▶ [OBJECTIVE] Quote the whole listing exactly. Leave the pictures out of your copy.

▶ [DATA RECORDS]

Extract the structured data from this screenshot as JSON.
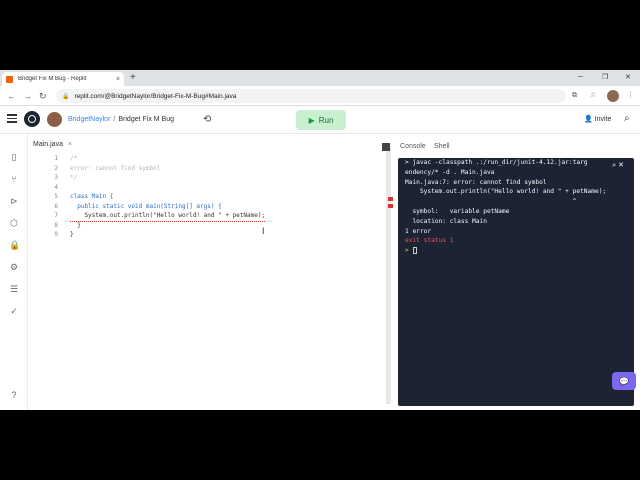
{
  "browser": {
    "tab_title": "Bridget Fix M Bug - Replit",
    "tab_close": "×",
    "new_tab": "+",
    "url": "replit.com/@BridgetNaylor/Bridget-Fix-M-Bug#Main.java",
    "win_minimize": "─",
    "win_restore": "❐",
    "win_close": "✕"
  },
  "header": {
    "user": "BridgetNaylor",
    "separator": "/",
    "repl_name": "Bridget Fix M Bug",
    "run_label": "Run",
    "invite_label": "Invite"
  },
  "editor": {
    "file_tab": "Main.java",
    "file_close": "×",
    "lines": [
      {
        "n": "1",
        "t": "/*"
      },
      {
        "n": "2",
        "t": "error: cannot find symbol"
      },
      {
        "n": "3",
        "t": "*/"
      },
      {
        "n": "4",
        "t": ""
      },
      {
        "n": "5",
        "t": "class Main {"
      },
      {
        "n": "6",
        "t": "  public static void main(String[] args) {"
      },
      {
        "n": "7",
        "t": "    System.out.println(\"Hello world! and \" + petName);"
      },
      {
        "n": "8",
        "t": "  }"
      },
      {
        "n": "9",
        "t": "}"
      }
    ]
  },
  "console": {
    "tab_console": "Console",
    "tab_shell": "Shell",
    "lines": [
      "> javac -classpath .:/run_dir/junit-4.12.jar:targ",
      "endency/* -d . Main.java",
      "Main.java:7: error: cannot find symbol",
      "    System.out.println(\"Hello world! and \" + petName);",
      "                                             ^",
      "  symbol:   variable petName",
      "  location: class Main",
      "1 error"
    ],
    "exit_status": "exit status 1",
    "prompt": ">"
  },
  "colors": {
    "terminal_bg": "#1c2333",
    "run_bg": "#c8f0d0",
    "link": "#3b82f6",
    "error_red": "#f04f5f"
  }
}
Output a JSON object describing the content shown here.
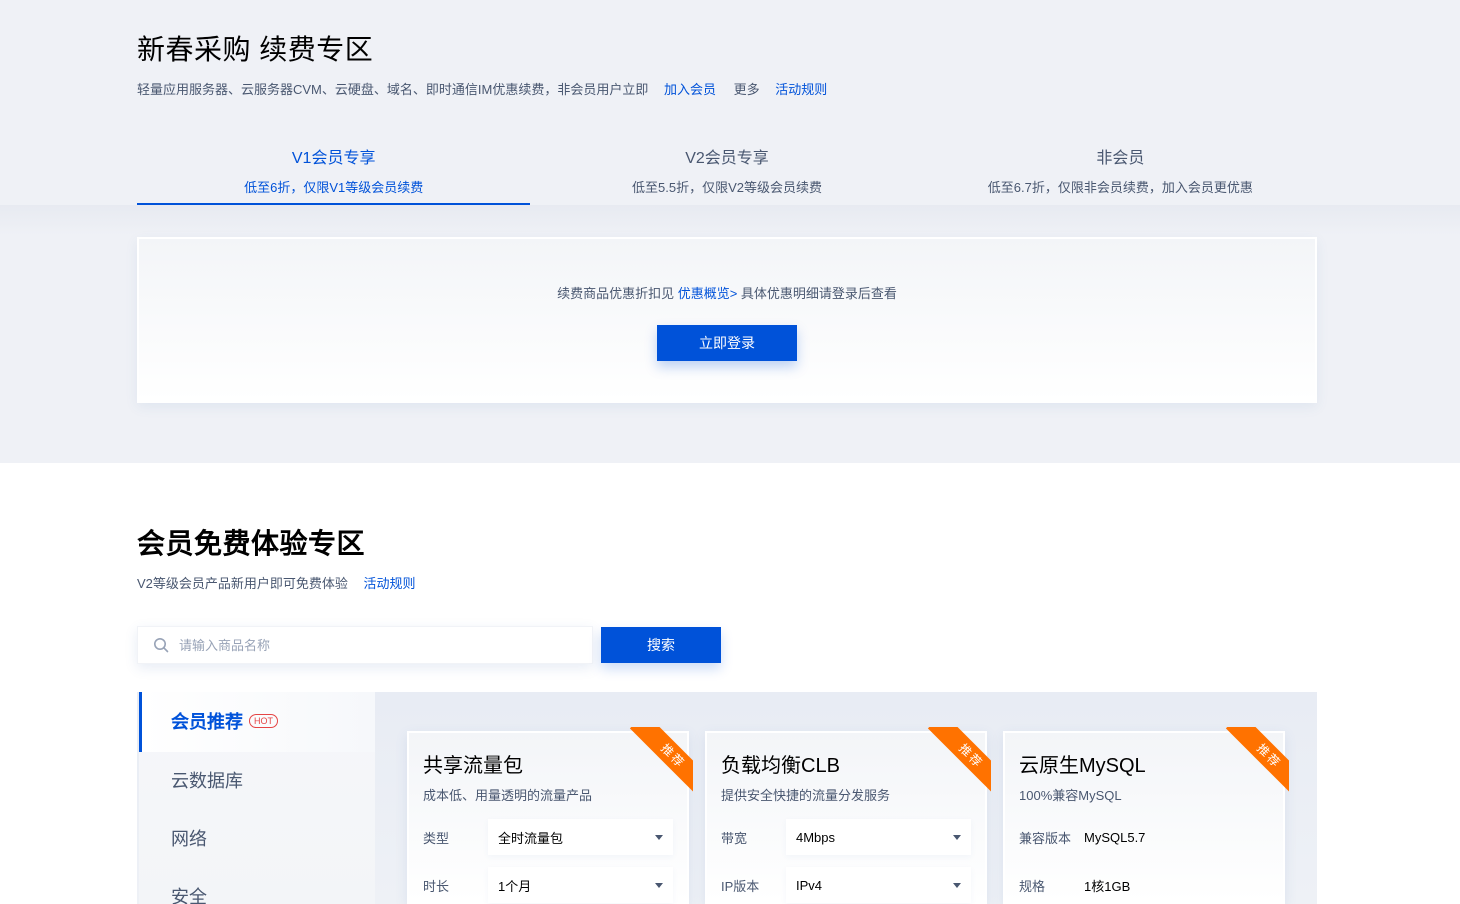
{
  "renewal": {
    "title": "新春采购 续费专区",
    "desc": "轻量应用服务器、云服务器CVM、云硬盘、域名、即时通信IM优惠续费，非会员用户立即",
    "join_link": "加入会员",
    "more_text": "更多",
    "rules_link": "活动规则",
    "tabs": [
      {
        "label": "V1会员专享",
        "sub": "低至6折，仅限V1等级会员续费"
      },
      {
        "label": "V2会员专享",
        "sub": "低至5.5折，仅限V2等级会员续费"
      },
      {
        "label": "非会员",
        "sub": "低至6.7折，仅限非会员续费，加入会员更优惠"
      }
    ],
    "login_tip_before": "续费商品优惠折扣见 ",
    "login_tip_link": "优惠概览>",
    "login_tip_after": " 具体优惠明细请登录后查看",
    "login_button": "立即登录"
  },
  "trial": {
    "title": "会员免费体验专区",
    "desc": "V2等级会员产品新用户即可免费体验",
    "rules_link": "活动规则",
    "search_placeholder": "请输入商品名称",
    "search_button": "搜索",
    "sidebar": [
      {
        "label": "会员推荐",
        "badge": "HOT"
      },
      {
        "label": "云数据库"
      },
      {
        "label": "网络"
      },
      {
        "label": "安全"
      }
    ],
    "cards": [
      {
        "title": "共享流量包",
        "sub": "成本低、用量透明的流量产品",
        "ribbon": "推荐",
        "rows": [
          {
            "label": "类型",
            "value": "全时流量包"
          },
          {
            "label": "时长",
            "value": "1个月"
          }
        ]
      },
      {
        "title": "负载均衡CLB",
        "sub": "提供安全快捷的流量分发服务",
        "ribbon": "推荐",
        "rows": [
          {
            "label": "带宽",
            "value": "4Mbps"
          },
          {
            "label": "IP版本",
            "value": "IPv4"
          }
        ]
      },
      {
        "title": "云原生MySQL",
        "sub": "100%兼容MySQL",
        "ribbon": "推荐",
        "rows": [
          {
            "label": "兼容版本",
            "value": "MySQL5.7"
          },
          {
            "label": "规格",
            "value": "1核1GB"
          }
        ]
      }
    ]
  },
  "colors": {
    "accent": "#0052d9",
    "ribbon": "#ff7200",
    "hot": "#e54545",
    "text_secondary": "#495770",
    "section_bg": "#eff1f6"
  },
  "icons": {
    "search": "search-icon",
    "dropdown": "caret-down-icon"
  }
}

▶ [RESPONSE TO THE TASK]
Extract the structured data from this screenshot as JSON.
{
  "browser": {
    "tab_title": "Bridget Fix M Bug - Replit",
    "tab_close": "×",
    "new_tab": "+",
    "url": "replit.com/@BridgetNaylor/Bridget-Fix-M-Bug#Main.java",
    "win_minimize": "─",
    "win_restore": "❐",
    "win_close": "✕"
  },
  "header": {
    "user": "BridgetNaylor",
    "separator": "/",
    "repl_name": "Bridget Fix M Bug",
    "run_label": "Run",
    "invite_label": "Invite"
  },
  "editor": {
    "file_tab": "Main.java",
    "file_close": "×",
    "lines": [
      {
        "n": "1",
        "t": "/*"
      },
      {
        "n": "2",
        "t": "error: cannot find symbol"
      },
      {
        "n": "3",
        "t": "*/"
      },
      {
        "n": "4",
        "t": ""
      },
      {
        "n": "5",
        "t": "class Main {"
      },
      {
        "n": "6",
        "t": "  public static void main(String[] args) {"
      },
      {
        "n": "7",
        "t": "    System.out.println(\"Hello world! and \" + petName);"
      },
      {
        "n": "8",
        "t": "  }"
      },
      {
        "n": "9",
        "t": "}"
      }
    ]
  },
  "console": {
    "tab_console": "Console",
    "tab_shell": "Shell",
    "lines": [
      "> javac -classpath .:/run_dir/junit-4.12.jar:targ",
      "endency/* -d . Main.java",
      "Main.java:7: error: cannot find symbol",
      "    System.out.println(\"Hello world! and \" + petName);",
      "                                             ^",
      "  symbol:   variable petName",
      "  location: class Main",
      "1 error"
    ],
    "exit_status": "exit status 1",
    "prompt": ">"
  },
  "colors": {
    "terminal_bg": "#1c2333",
    "run_bg": "#c8f0d0",
    "link": "#3b82f6",
    "error_red": "#f04f5f"
  }
}
Output a JSON object describing the content shown here.
{
  "renewal": {
    "title": "新春采购 续费专区",
    "desc": "轻量应用服务器、云服务器CVM、云硬盘、域名、即时通信IM优惠续费，非会员用户立即",
    "join_link": "加入会员",
    "more_text": "更多",
    "rules_link": "活动规则",
    "tabs": [
      {
        "label": "V1会员专享",
        "sub": "低至6折，仅限V1等级会员续费"
      },
      {
        "label": "V2会员专享",
        "sub": "低至5.5折，仅限V2等级会员续费"
      },
      {
        "label": "非会员",
        "sub": "低至6.7折，仅限非会员续费，加入会员更优惠"
      }
    ],
    "login_tip_before": "续费商品优惠折扣见 ",
    "login_tip_link": "优惠概览>",
    "login_tip_after": " 具体优惠明细请登录后查看",
    "login_button": "立即登录"
  },
  "trial": {
    "title": "会员免费体验专区",
    "desc": "V2等级会员产品新用户即可免费体验",
    "rules_link": "活动规则",
    "search_placeholder": "请输入商品名称",
    "search_button": "搜索",
    "sidebar": [
      {
        "label": "会员推荐",
        "badge": "HOT"
      },
      {
        "label": "云数据库"
      },
      {
        "label": "网络"
      },
      {
        "label": "安全"
      }
    ],
    "cards": [
      {
        "title": "共享流量包",
        "sub": "成本低、用量透明的流量产品",
        "ribbon": "推荐",
        "rows": [
          {
            "label": "类型",
            "value": "全时流量包"
          },
          {
            "label": "时长",
            "value": "1个月"
          }
        ]
      },
      {
        "title": "负载均衡CLB",
        "sub": "提供安全快捷的流量分发服务",
        "ribbon": "推荐",
        "rows": [
          {
            "label": "带宽",
            "value": "4Mbps"
          },
          {
            "label": "IP版本",
            "value": "IPv4"
          }
        ]
      },
      {
        "title": "云原生MySQL",
        "sub": "100%兼容MySQL",
        "ribbon": "推荐",
        "rows": [
          {
            "label": "兼容版本",
            "value": "MySQL5.7"
          },
          {
            "label": "规格",
            "value": "1核1GB"
          }
        ]
      }
    ]
  },
  "colors": {
    "accent": "#0052d9",
    "ribbon": "#ff7200",
    "hot": "#e54545",
    "text_secondary": "#495770",
    "section_bg": "#eff1f6"
  },
  "icons": {
    "search": "search-icon",
    "dropdown": "caret-down-icon"
  }
}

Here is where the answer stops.